(Collected data)
******
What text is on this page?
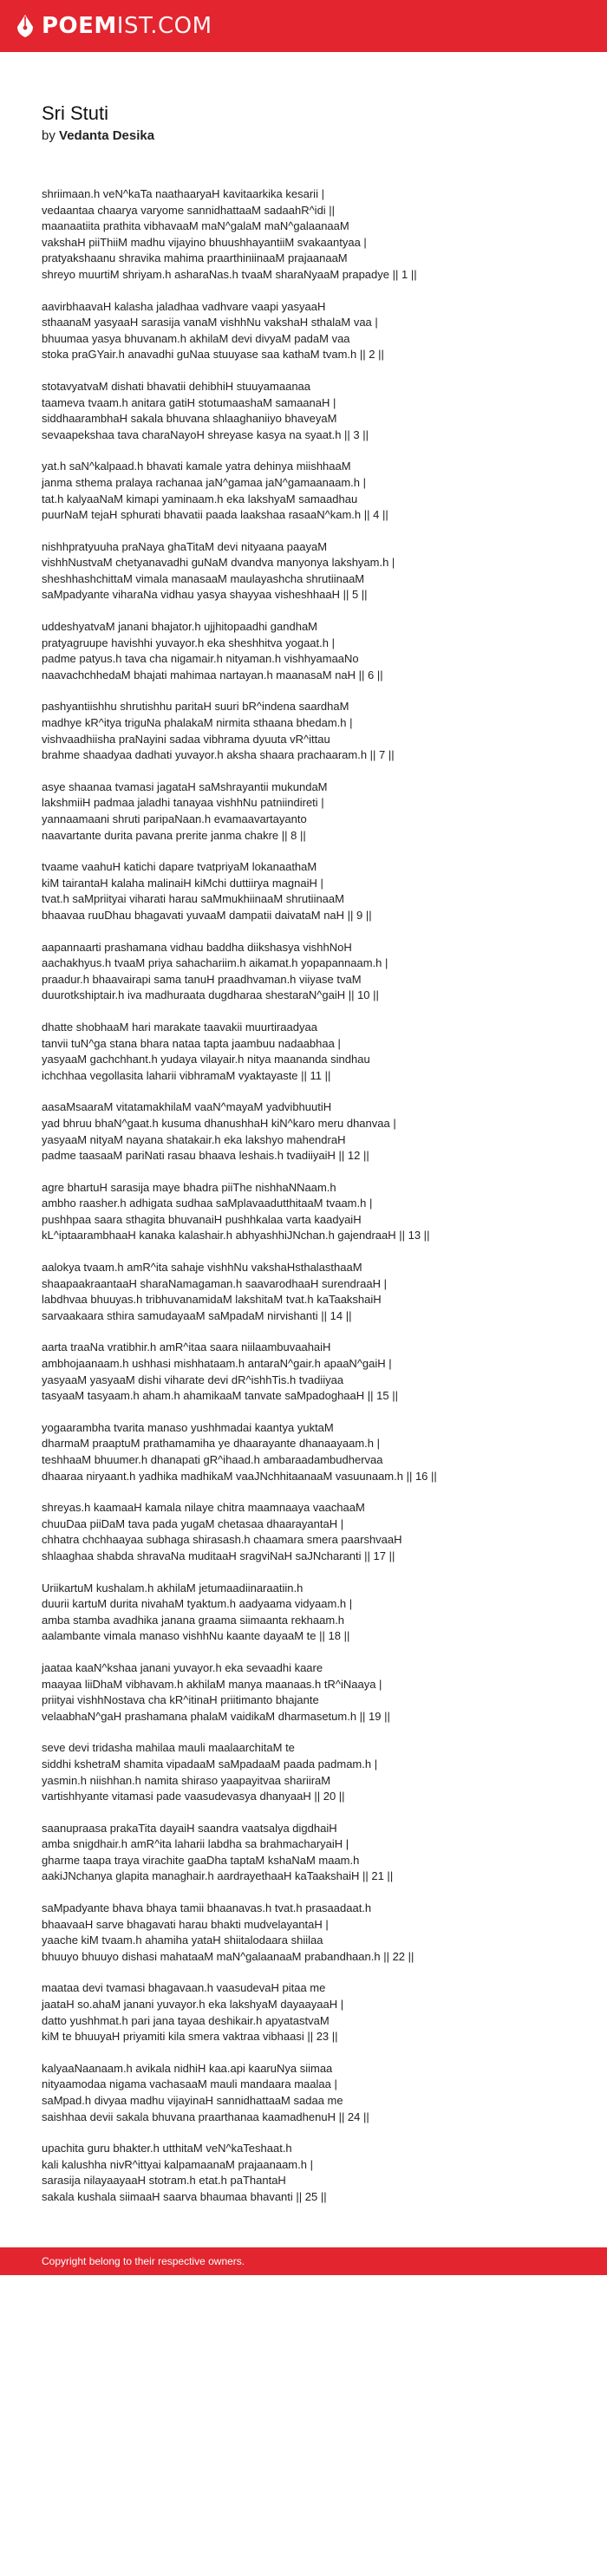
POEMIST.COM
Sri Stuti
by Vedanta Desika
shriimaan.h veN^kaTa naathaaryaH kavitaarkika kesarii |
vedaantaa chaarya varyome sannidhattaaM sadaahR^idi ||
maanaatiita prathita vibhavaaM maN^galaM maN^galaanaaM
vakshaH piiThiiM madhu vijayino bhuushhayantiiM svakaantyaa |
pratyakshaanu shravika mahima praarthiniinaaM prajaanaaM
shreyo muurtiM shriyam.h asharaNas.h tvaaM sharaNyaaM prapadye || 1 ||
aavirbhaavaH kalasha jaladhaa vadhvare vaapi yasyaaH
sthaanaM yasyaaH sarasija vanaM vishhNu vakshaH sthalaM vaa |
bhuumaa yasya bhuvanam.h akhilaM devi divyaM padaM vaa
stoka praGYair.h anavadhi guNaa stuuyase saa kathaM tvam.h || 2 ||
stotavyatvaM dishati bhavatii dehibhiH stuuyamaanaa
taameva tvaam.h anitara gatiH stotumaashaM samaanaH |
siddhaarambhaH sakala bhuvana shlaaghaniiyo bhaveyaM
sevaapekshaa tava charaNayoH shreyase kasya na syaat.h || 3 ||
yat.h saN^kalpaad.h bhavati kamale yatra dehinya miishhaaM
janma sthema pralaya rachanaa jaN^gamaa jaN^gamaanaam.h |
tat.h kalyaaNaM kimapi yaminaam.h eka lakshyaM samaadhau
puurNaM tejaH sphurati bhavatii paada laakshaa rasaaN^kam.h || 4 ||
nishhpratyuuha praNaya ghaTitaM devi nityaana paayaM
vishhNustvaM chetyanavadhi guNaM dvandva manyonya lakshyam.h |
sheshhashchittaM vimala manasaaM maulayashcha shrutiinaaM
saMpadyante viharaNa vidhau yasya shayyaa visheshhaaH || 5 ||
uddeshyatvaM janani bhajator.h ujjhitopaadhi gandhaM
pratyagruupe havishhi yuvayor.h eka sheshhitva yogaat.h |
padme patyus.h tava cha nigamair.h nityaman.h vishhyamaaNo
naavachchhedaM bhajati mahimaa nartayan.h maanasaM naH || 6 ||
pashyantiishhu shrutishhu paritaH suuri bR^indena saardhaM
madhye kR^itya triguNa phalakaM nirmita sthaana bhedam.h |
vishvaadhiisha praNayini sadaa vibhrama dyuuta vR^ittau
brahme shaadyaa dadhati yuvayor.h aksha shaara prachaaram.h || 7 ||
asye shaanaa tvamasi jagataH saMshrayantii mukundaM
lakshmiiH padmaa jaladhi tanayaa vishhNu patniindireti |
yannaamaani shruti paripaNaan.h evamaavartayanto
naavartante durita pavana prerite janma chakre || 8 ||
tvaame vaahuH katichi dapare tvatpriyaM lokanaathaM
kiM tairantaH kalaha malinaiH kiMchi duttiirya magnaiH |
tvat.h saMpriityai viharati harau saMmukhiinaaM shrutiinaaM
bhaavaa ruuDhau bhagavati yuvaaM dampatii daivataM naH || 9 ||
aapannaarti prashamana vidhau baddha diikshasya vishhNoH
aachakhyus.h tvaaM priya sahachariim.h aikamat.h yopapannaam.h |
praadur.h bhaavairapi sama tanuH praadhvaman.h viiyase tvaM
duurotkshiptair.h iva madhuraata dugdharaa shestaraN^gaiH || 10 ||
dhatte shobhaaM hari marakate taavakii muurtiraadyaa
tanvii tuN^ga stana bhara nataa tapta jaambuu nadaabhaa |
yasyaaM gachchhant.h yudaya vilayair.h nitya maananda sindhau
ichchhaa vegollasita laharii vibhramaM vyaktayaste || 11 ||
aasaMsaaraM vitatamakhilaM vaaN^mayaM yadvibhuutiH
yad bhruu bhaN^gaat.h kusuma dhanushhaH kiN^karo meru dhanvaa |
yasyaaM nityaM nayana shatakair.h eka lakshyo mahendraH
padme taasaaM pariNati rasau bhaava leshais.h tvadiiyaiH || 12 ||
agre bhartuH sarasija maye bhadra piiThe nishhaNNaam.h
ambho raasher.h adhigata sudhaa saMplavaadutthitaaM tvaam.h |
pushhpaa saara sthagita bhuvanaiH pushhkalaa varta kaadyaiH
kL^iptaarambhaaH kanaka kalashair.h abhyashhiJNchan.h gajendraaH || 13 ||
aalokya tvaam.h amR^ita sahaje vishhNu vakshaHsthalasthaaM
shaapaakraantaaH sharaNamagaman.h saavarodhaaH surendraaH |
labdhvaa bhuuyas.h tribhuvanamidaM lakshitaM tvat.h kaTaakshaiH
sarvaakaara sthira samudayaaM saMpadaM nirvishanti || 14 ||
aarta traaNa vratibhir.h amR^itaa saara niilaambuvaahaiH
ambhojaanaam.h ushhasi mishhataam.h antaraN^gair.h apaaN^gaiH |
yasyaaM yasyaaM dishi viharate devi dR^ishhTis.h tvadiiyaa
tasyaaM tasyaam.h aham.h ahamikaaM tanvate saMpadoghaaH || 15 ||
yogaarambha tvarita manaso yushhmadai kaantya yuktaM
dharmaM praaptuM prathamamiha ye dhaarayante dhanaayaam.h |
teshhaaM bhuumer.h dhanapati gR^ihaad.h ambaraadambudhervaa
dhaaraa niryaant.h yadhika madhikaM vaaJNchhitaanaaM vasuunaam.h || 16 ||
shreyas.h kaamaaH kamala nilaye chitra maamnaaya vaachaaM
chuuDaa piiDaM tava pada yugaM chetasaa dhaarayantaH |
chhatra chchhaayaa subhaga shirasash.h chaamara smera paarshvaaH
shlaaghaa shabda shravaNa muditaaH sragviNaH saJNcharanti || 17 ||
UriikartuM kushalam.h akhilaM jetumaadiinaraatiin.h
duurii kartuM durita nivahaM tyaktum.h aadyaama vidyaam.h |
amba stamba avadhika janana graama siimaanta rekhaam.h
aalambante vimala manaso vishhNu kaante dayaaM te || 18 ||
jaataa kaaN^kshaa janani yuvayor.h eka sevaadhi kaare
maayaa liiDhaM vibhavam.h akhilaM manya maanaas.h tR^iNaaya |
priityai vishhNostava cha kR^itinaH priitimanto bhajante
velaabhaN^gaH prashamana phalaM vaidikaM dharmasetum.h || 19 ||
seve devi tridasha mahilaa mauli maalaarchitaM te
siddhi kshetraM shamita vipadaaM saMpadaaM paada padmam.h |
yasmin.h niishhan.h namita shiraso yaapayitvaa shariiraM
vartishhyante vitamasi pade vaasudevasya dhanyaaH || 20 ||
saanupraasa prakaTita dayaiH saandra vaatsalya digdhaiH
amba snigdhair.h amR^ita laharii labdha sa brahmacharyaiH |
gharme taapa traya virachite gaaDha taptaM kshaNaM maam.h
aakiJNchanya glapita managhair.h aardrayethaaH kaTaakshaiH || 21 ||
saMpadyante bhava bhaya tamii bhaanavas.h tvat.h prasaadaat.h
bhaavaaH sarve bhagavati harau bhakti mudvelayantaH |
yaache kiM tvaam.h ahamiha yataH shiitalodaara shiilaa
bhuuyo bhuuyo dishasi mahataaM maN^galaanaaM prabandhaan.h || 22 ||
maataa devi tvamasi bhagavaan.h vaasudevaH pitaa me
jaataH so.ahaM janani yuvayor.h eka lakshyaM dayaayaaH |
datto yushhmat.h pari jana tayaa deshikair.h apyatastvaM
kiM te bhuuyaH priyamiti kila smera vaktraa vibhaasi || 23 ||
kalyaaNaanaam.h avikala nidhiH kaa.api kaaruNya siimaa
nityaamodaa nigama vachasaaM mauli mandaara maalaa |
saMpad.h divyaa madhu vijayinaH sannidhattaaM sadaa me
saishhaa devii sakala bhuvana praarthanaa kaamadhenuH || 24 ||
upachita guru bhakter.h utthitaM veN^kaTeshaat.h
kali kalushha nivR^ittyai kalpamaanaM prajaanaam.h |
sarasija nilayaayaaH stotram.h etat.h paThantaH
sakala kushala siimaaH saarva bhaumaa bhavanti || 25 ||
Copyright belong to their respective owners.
******
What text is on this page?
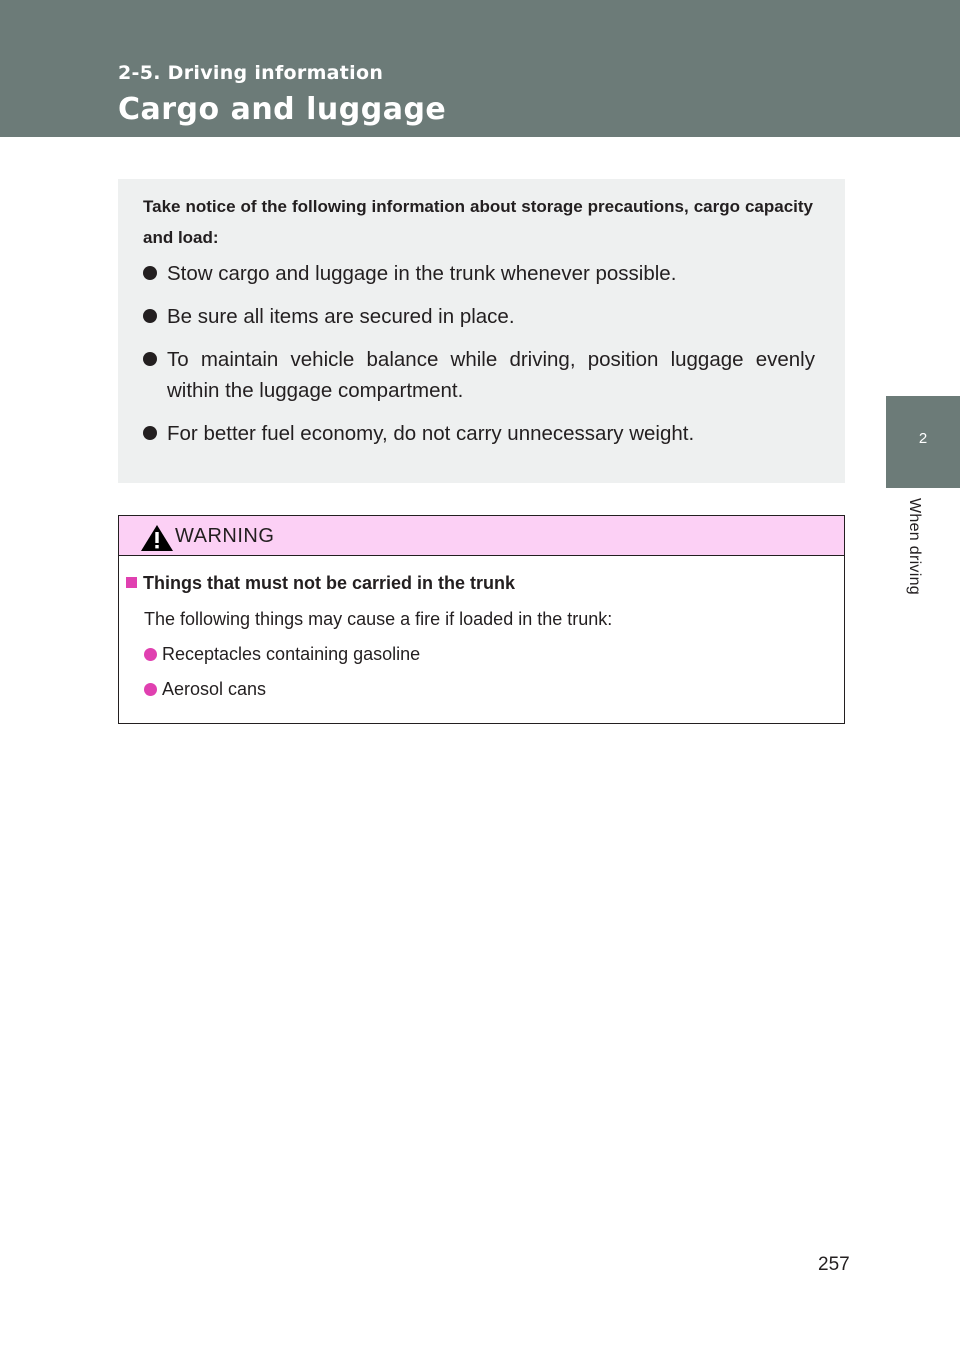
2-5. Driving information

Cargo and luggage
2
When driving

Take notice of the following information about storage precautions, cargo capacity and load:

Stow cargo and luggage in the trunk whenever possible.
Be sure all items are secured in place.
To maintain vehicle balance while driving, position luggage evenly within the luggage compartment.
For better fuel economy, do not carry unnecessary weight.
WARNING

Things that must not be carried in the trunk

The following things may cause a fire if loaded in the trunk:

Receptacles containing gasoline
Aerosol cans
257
******
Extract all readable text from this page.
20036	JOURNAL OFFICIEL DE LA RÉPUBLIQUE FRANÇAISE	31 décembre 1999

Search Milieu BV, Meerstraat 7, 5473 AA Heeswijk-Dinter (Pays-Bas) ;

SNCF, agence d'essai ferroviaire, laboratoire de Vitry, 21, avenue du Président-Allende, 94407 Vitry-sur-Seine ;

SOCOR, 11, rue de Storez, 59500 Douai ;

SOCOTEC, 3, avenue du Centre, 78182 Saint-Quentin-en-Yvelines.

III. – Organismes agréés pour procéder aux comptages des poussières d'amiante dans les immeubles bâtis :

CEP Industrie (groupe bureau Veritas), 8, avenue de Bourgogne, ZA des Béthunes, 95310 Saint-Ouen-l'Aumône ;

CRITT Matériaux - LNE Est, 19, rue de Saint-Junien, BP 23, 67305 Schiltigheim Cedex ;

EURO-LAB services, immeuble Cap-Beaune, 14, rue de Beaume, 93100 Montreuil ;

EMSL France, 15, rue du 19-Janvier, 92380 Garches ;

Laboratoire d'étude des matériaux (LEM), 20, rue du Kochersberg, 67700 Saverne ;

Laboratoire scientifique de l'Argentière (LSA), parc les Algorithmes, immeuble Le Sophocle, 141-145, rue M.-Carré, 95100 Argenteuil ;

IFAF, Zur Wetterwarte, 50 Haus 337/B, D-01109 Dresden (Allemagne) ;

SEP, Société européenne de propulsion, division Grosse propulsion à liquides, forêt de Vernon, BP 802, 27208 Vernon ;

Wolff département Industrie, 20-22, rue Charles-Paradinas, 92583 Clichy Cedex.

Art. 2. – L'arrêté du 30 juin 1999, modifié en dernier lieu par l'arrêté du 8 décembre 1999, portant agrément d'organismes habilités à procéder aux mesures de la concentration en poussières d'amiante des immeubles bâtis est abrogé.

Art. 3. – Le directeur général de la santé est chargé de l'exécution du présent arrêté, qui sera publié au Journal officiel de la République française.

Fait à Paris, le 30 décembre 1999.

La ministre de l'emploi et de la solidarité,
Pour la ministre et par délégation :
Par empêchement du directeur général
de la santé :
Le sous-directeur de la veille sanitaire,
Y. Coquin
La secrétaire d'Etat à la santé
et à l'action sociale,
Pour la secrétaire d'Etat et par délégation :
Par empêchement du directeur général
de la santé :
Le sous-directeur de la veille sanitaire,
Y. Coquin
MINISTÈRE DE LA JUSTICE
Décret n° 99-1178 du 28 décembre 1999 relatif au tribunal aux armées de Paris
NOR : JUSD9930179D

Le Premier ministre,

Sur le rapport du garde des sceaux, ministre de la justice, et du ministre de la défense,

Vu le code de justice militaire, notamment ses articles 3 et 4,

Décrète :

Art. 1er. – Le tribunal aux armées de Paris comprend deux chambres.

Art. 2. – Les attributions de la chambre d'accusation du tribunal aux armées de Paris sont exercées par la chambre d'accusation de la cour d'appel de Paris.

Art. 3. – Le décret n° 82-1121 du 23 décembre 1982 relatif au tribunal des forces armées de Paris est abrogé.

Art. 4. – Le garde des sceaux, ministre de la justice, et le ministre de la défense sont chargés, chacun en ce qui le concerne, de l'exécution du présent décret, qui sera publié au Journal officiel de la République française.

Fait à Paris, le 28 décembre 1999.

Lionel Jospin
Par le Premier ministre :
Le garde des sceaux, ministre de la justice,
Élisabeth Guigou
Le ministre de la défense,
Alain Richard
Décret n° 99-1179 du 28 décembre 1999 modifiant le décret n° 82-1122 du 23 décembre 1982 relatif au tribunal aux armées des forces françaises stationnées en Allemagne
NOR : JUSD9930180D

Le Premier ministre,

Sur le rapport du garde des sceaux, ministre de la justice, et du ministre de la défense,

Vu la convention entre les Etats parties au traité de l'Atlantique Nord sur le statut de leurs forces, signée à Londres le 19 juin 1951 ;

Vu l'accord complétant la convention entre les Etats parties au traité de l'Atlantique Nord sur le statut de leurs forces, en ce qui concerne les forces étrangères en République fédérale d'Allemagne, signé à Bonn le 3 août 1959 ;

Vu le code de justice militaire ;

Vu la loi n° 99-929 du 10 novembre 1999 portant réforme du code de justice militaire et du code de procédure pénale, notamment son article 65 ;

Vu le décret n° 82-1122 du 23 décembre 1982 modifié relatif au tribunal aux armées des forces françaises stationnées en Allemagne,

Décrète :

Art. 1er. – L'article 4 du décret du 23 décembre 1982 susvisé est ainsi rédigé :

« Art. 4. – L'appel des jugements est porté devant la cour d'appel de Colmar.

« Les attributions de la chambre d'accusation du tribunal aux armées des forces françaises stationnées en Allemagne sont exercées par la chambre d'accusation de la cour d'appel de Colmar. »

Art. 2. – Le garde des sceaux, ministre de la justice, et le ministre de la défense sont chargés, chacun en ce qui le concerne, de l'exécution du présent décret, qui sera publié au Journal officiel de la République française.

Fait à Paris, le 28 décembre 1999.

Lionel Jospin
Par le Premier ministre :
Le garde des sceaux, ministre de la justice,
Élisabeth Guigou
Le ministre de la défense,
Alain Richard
******
Using the material above, report each line where "mauli" occurs.

* Right answer
seve devi tridasha mahilaa mauli maalaarchitaM te
nityaamodaa nigama vachasaaM mauli mandaara maalaa |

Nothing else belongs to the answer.